What the exercise asks: From the passage below on removing organic photoresist film with ultraviolet light, write out word for word the portion between "An improved procedure" and "oxidative removal processes.", inclusive.

Passage to read:
Prior to the present invention, as shown by Wright et al., U.S. Pat. No. 3,664,899, assigned to the same assignee as the present invention and incorporated herein by reference, a method for removing organic polymeric film from a substrate was provided utilizing ultraviolet light at wavelengths below 3500 Angstroms in the presence of oxygen. Although the dry film removal process of Wright et al. represented a significant advantage over wet film removal methods utilizing organic solvents and mechanical action such as scraping, the patterned removal of photoresists from various substrate by the method of Wright et al. nevertheless required several minutes.
An improved procedure for providing patterned removal of organic material from applied organic photoresist, useful in the fabrication of microelectronic devices, is shown by Blum et al., U.S. Pat. No. 4,414,059. Blum et al. utilize ablative photodecomposition (APD) and radiation at a wavelength of 193 nanometers. In order to achieve sufficient power density (or energy fluence), a pulsed radiation source is used, such as produced by an ArF excimer laser providing pulses approximately 10 nanoseconds wide at 193 nanometers. The critical threshold energy fluence is approximately 10-15 mJ/cm.sup.2 per 10 nanosecond pulse. According to Blum et al., ablative photodecomposition leads to extremely high etch rates, being at least 30 times as great as those obtainable in oxidative removal processes.

Records supplied:
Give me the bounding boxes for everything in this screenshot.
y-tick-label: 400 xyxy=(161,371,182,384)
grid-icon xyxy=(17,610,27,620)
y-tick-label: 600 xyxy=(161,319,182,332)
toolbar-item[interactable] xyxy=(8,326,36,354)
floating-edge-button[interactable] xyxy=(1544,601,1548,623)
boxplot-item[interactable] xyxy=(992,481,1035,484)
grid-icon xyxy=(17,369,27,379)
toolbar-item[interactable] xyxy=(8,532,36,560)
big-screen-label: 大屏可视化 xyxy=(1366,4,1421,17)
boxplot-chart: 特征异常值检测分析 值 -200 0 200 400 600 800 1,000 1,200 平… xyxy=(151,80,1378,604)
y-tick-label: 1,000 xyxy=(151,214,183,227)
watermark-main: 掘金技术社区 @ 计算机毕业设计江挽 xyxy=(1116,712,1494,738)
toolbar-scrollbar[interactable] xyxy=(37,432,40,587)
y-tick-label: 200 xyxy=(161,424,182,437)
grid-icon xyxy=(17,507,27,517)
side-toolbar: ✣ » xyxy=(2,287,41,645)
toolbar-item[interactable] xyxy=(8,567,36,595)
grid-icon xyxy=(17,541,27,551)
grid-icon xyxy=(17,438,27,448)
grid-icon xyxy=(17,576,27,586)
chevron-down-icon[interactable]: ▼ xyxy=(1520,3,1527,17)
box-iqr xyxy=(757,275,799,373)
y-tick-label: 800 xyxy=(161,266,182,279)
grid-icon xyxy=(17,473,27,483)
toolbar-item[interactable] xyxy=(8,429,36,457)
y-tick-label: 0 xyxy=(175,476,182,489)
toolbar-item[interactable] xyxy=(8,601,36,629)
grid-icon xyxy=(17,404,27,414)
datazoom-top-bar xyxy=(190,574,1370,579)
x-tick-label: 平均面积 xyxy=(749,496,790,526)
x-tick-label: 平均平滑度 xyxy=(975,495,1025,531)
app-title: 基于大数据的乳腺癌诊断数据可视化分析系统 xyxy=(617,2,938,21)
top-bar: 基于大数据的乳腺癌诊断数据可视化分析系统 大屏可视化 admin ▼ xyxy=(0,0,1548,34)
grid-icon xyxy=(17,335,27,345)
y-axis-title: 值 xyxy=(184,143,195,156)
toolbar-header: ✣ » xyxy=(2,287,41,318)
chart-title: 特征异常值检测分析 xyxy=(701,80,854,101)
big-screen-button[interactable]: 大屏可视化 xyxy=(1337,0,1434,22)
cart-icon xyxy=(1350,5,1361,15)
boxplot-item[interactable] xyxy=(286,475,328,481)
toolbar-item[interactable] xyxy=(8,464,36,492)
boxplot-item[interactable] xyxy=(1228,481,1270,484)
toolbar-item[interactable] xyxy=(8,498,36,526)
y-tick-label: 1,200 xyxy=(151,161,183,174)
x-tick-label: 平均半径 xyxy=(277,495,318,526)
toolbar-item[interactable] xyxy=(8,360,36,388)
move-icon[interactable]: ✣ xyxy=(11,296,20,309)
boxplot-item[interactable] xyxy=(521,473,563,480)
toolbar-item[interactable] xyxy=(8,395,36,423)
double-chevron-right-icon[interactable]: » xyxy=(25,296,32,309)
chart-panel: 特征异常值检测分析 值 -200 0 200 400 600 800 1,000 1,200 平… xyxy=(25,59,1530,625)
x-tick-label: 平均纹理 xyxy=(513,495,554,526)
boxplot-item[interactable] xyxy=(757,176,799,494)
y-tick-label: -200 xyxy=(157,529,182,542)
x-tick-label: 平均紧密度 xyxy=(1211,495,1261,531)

Task response:
An improved procedure for providing patterned removal of organic material from applied organic photoresist, useful in the fabrication of microelectronic devices, is shown by Blum et al., U.S. Pat. No. 4,414,059. Blum et al. utilize ablative photodecomposition (APD) and radiation at a wavelength of 193 nanometers. In order to achieve sufficient power density (or energy fluence), a pulsed radiation source is used, such as produced by an ArF excimer laser providing pulses approximately 10 nanoseconds wide at 193 nanometers. The critical threshold energy fluence is approximately 10-15 mJ/cm.sup.2 per 10 nanosecond pulse. According to Blum et al., ablative photodecomposition leads to extremely high etch rates, being at least 30 times as great as those obtainable in oxidative removal processes.